# [WHAT IS ASKED]
Extract the material from its first line through the line containing "day-number: 15 — [22, 291, 119, 307]", including both of those lines, and reproduce every line unchanged.

Start of DATA SECTION

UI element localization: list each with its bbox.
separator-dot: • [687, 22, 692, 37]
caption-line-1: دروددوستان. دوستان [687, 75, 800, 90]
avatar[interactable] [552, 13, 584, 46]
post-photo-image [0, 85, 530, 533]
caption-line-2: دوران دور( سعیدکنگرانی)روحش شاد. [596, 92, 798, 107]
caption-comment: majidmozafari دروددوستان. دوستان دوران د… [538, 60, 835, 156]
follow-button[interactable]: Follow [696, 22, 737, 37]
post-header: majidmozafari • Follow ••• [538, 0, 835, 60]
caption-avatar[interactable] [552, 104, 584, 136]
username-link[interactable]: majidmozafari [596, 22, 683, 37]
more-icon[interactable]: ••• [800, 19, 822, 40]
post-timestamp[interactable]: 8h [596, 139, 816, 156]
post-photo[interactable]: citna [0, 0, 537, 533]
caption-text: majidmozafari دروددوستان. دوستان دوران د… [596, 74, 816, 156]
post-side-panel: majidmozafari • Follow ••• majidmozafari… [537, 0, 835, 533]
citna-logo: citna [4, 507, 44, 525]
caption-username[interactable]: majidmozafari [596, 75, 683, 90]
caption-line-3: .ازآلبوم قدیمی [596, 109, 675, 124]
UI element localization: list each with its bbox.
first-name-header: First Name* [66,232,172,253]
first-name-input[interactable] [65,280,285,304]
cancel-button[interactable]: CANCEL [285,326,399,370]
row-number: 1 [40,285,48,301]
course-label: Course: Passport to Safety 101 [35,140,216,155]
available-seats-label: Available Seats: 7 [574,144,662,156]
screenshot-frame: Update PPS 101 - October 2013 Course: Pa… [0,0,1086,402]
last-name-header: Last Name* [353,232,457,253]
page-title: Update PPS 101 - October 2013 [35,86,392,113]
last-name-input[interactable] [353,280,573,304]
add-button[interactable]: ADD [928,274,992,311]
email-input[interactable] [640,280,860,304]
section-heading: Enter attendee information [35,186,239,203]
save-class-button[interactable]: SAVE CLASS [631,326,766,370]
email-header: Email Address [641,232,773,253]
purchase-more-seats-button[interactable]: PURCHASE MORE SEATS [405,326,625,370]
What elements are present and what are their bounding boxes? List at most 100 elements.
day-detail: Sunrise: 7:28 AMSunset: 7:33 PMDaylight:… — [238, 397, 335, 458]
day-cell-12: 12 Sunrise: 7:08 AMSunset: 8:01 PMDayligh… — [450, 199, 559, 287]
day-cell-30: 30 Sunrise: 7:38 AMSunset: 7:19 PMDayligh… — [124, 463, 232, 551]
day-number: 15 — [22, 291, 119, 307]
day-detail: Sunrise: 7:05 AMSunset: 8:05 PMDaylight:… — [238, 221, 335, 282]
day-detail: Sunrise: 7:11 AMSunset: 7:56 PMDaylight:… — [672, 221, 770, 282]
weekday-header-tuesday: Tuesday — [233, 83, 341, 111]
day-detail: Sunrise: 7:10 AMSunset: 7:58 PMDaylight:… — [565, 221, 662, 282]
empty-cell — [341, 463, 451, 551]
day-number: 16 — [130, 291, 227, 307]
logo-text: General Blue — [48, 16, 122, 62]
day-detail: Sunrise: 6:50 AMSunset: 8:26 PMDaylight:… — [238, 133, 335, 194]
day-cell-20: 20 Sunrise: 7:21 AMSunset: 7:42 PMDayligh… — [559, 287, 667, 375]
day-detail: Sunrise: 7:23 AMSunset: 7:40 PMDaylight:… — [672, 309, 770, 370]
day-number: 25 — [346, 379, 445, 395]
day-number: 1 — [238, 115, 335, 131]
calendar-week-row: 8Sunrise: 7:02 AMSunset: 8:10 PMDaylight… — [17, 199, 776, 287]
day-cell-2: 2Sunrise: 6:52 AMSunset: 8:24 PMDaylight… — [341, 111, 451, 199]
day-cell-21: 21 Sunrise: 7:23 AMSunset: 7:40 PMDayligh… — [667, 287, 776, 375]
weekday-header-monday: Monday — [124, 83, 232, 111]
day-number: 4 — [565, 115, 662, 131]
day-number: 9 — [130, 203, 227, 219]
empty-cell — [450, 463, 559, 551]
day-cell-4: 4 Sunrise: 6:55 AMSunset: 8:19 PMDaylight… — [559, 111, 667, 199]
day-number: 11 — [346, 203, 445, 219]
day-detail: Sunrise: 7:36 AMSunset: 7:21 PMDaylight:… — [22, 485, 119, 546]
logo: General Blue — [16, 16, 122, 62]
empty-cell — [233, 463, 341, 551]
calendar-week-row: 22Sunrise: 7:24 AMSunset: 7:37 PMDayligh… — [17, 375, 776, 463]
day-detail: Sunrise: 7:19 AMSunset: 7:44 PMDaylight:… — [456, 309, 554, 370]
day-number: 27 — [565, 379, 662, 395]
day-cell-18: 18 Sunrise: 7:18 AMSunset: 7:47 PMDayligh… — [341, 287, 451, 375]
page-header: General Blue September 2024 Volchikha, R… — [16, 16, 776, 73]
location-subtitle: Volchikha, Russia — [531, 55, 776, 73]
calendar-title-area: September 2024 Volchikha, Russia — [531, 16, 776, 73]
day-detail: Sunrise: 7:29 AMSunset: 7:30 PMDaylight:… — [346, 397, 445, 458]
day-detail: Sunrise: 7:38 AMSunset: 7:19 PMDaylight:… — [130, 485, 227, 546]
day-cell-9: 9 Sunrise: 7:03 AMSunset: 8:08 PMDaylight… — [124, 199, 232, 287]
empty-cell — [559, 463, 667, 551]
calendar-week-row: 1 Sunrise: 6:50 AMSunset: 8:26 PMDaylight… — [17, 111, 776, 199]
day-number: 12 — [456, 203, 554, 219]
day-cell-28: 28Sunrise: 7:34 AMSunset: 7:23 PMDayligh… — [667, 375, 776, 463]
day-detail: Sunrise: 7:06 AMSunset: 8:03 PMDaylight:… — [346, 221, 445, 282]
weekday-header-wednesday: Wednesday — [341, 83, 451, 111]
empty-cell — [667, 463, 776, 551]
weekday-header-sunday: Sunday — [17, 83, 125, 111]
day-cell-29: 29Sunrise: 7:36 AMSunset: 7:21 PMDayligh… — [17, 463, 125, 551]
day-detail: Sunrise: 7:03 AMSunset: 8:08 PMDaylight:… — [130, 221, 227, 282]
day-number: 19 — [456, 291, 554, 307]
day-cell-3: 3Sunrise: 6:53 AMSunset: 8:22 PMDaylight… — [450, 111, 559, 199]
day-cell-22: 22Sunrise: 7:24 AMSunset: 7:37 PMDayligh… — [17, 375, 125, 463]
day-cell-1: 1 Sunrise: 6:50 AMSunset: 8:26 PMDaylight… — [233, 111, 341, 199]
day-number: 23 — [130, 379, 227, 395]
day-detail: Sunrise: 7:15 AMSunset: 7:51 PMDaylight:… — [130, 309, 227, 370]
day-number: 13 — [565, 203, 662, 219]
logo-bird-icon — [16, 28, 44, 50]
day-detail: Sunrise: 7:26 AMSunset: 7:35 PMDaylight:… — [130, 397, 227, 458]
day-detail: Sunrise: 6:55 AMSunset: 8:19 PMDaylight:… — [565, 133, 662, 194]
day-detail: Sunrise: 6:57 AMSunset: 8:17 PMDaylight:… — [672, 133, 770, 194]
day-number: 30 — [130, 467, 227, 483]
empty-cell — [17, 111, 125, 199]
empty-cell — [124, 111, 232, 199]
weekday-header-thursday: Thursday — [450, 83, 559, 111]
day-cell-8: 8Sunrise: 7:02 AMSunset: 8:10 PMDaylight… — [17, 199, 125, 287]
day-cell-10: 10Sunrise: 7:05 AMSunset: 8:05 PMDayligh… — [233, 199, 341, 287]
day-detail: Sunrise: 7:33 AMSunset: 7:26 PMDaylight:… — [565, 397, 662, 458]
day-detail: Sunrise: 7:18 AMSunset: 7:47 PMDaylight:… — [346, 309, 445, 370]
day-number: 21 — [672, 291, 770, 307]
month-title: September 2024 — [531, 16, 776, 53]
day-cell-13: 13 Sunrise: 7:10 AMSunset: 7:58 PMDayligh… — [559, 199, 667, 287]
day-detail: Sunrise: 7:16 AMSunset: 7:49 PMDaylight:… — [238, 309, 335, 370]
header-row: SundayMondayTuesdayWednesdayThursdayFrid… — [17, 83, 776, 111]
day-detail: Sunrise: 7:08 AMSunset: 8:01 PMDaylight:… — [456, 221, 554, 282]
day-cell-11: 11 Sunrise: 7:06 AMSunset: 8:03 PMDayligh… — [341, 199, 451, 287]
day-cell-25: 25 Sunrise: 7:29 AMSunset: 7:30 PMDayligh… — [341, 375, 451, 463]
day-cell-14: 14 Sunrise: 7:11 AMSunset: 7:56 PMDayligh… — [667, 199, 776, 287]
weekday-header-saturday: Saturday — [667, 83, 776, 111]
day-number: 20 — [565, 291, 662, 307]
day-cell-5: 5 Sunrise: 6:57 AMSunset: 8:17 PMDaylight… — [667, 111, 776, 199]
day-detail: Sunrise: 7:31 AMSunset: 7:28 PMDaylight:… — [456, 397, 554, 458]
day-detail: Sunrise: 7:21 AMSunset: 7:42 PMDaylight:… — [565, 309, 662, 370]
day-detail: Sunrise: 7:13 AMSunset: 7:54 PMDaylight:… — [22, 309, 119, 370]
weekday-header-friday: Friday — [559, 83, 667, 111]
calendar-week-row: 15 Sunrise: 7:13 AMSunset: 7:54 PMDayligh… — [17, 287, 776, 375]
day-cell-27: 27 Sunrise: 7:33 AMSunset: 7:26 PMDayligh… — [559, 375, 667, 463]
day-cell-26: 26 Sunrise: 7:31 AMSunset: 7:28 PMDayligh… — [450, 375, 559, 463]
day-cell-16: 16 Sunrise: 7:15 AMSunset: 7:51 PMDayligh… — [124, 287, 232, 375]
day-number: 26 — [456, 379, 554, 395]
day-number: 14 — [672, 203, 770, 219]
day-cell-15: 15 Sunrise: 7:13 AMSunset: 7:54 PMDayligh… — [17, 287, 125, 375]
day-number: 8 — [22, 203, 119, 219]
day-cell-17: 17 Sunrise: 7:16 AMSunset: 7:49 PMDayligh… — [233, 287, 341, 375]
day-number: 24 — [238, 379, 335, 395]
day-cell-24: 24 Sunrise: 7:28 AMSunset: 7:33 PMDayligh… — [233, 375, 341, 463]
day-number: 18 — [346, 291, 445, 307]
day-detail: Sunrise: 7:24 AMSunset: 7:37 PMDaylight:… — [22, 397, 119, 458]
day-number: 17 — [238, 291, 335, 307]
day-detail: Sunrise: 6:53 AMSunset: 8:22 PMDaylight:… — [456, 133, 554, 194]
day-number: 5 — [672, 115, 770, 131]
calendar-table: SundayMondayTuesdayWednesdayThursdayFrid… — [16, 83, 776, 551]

End of DATA SECTION

# [COMPLETE ANSWER]
UI element localization: list each with its bbox.
separator-dot: • [687, 22, 692, 37]
caption-line-1: دروددوستان. دوستان [687, 75, 800, 90]
avatar[interactable] [552, 13, 584, 46]
post-photo-image [0, 85, 530, 533]
caption-line-2: دوران دور( سعیدکنگرانی)روحش شاد. [596, 92, 798, 107]
caption-comment: majidmozafari دروددوستان. دوستان دوران د… [538, 60, 835, 156]
follow-button[interactable]: Follow [696, 22, 737, 37]
post-header: majidmozafari • Follow ••• [538, 0, 835, 60]
caption-avatar[interactable] [552, 104, 584, 136]
username-link[interactable]: majidmozafari [596, 22, 683, 37]
more-icon[interactable]: ••• [800, 19, 822, 40]
post-timestamp[interactable]: 8h [596, 139, 816, 156]
post-photo[interactable]: citna [0, 0, 537, 533]
caption-text: majidmozafari دروددوستان. دوستان دوران د… [596, 74, 816, 156]
post-side-panel: majidmozafari • Follow ••• majidmozafari… [537, 0, 835, 533]
citna-logo: citna [4, 507, 44, 525]
caption-username[interactable]: majidmozafari [596, 75, 683, 90]
caption-line-3: .ازآلبوم قدیمی [596, 109, 675, 124]
UI element localization: list each with its bbox.
first-name-header: First Name* [66,232,172,253]
first-name-input[interactable] [65,280,285,304]
cancel-button[interactable]: CANCEL [285,326,399,370]
row-number: 1 [40,285,48,301]
course-label: Course: Passport to Safety 101 [35,140,216,155]
available-seats-label: Available Seats: 7 [574,144,662,156]
screenshot-frame: Update PPS 101 - October 2013 Course: Pa… [0,0,1086,402]
last-name-header: Last Name* [353,232,457,253]
page-title: Update PPS 101 - October 2013 [35,86,392,113]
last-name-input[interactable] [353,280,573,304]
add-button[interactable]: ADD [928,274,992,311]
email-input[interactable] [640,280,860,304]
section-heading: Enter attendee information [35,186,239,203]
save-class-button[interactable]: SAVE CLASS [631,326,766,370]
email-header: Email Address [641,232,773,253]
purchase-more-seats-button[interactable]: PURCHASE MORE SEATS [405,326,625,370]
What elements are present and what are their bounding boxes? List at most 100 elements.
day-detail: Sunrise: 7:28 AMSunset: 7:33 PMDaylight:… — [238, 397, 335, 458]
day-cell-12: 12 Sunrise: 7:08 AMSunset: 8:01 PMDayligh… — [450, 199, 559, 287]
day-cell-30: 30 Sunrise: 7:38 AMSunset: 7:19 PMDayligh… — [124, 463, 232, 551]
day-number: 15 — [22, 291, 119, 307]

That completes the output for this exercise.